Another focus of gaiashkibos's work has been promotion of education and the arts. She was honored with the Sower Award of the Nebraska Humanities Council in 2012. In part, the award was for her work with professor Joe Starita, funded by a Carnegie Foundation grant, to develop a curriculum called Native Daughters, a women's studies program to highlight Native women's contributions to American History. In 2016, she spearheaded a project to erect a statue of Standing Bear in the Centennial Mall at the University of Nebraska–Lincoln. The sculpture, by Benjamin Victor, was installed the following year. When gaiashkibos read that a plan was underway to replace the two statues allotted for each state at the National Statuary Hall in Washington, D.C., she contacted state Senator Tom Brewster and asked him to help her promote Standing Bear. She then contacted Victor, asking him if he would create a statue for Statuary Hall, to which he agreed. In 2018, the state legislature passed a bill to replace the sculptures in the US Capitol of William Jennings Bryan and Sterling Morton with statues of Standing Bear and novelist Willa Cather. Standing Bear's statue was installed at Statuary Hall in 2019, with gaiashkibos's daughter, Katie Brossy, an attorney attending the ceremony.
-- -- --
**PROMPT 1:** Tell whether each statement agrees with the passage on gaiashkibos's work in education and the arts. Answer yes or no, and quote the words of the passage that decide it. (a) gaiashkibos received the Sower Award of the Nebraska Humanities Council in 2012. (b) Joe Starita made the Standing Bear sculpture at the University of Nebraska–Lincoln. (c) Standing Bear's statue was installed at Statuary Hall in 2018.
**PROMPT 2:** Extend the passage on gaiashkibos's work in education and the arts with one more paragraph, beginning after its final sentence.

**SUPPLIED RECORDS:**
-- -- --
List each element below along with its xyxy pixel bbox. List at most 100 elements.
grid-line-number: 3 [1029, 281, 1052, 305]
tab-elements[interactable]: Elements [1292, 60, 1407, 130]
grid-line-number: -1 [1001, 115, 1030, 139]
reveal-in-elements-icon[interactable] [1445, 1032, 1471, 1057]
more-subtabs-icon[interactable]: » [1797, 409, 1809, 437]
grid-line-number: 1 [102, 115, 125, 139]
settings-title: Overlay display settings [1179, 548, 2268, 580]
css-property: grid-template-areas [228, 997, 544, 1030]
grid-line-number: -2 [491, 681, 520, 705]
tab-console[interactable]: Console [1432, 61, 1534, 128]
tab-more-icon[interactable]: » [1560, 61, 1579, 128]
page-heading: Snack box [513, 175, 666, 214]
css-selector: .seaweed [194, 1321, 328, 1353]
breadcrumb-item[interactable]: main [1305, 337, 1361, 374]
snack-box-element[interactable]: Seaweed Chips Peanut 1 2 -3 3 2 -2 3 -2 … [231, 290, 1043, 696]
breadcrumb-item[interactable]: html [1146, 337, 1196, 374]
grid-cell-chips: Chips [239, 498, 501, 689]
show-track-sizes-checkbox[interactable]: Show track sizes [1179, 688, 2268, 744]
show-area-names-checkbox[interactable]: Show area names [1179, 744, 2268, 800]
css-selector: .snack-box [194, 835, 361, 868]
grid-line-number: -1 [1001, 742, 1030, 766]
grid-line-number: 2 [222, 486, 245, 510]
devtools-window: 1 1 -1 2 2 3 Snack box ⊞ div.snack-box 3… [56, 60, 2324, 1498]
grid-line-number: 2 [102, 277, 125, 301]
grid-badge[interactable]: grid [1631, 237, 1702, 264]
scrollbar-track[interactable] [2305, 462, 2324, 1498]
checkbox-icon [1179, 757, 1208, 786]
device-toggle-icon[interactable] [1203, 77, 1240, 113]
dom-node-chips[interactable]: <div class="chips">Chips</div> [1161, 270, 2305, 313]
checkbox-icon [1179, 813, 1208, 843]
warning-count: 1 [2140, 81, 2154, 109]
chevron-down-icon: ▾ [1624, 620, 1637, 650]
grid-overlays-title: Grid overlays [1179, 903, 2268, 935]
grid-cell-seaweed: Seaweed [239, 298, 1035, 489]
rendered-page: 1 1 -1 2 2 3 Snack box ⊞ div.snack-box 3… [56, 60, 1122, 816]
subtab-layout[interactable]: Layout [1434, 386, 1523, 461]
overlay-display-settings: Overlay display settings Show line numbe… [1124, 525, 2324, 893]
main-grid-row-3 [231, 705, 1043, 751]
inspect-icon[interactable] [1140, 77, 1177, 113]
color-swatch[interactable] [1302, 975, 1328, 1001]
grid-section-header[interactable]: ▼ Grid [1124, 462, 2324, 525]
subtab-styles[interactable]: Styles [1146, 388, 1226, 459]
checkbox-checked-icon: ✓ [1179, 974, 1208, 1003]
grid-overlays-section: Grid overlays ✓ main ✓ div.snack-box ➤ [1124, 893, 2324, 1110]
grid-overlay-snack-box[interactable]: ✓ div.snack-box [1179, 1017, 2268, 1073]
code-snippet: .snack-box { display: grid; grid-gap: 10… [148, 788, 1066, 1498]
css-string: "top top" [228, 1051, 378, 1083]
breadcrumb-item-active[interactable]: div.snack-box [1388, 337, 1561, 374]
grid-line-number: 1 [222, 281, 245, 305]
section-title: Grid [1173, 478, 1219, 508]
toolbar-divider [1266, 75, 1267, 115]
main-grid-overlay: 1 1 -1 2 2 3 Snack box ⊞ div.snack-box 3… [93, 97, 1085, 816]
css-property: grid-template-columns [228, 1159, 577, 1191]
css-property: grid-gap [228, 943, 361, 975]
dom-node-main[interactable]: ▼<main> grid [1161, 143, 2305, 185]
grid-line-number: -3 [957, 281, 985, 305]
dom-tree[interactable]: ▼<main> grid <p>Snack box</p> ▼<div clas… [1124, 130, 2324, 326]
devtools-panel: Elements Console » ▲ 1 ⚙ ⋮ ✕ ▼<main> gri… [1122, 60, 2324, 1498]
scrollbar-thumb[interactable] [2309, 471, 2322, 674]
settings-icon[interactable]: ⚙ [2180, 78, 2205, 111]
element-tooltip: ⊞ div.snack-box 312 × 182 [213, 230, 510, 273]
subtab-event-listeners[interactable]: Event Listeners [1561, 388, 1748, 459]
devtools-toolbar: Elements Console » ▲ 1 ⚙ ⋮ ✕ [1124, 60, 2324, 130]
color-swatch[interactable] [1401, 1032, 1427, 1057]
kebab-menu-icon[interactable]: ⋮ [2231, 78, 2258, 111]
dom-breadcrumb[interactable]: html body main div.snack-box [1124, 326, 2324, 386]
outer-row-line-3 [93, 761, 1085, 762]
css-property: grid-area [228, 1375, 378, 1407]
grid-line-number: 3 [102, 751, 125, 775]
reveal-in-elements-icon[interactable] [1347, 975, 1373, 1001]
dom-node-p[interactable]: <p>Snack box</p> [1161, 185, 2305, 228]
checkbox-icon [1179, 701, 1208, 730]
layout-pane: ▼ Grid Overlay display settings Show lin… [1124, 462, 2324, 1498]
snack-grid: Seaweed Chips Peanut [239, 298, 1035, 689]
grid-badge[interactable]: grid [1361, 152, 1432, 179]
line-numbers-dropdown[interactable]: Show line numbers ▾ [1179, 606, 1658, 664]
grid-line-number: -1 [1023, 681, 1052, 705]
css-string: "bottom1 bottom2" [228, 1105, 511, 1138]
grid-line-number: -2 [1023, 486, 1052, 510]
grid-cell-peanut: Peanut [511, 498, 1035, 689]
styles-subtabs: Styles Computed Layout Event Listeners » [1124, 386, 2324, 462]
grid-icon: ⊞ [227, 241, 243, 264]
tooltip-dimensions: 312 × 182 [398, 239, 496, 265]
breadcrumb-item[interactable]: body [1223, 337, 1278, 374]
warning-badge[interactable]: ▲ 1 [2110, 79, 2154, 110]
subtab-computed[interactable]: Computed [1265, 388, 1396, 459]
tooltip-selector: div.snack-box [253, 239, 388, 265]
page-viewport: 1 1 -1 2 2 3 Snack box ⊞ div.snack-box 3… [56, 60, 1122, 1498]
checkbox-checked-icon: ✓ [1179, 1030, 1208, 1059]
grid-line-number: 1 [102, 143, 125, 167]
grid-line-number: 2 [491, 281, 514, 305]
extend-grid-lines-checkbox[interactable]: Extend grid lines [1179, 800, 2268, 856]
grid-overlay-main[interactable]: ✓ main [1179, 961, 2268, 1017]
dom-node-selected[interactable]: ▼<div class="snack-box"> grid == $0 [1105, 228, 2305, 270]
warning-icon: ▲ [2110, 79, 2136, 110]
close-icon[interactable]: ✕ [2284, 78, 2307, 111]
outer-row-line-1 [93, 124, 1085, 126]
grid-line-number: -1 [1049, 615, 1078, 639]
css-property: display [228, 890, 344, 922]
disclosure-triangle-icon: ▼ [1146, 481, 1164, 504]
-- -- --
**ANSWER AREA 1:**
(a) Yes: "She was honored with the Sower Award of the Nebraska Humanities Council in 2012."
(b) No: "The sculpture, by Benjamin Victor, was installed the following year."
(c) No: "Standing Bear's statue was installed at Statuary Hall in 2019"

**ANSWER AREA 2:**
Gaiashkibos called on Victor for a third time in 2021 with a proposal to create a statue for Susan La Flesche Picotte (Omaha), the first Native woman to be credentialed as a physician in the US. Using the surplus funds from Standing Bear's statue fundraising, the sculpture was erected in the Centennial Mall at the university in October. To further honor Picotte, gaiashkibos set up a committee in 2017 of Picotte's descendants and community leaders from the Omaha people, to help plan the restoration of the hospital Picotte had founded in Walthill, Nebraska. Using funds from the United States Department of Agriculture and private funding drives, they were able to renovate the National Historic Landmark to house a medical clinic, as well as a museum and cultural center. In 2021, gaiashkibos received the Excellence in Government Achievement Award from the Lincoln Journal Stars Inspire Award program, which recognizes women's leadership, and was also the inaugural recipient of the Laurie Smith Camp Integrity in Service Award from the Omaha Bar Association. The following year, she was honored by the Lincoln chapter of Rotary International as Nebraskan of the Year, and awarded the Fulfilling the Dream Award of the University of Nebraska–Lincoln in honor of her public service.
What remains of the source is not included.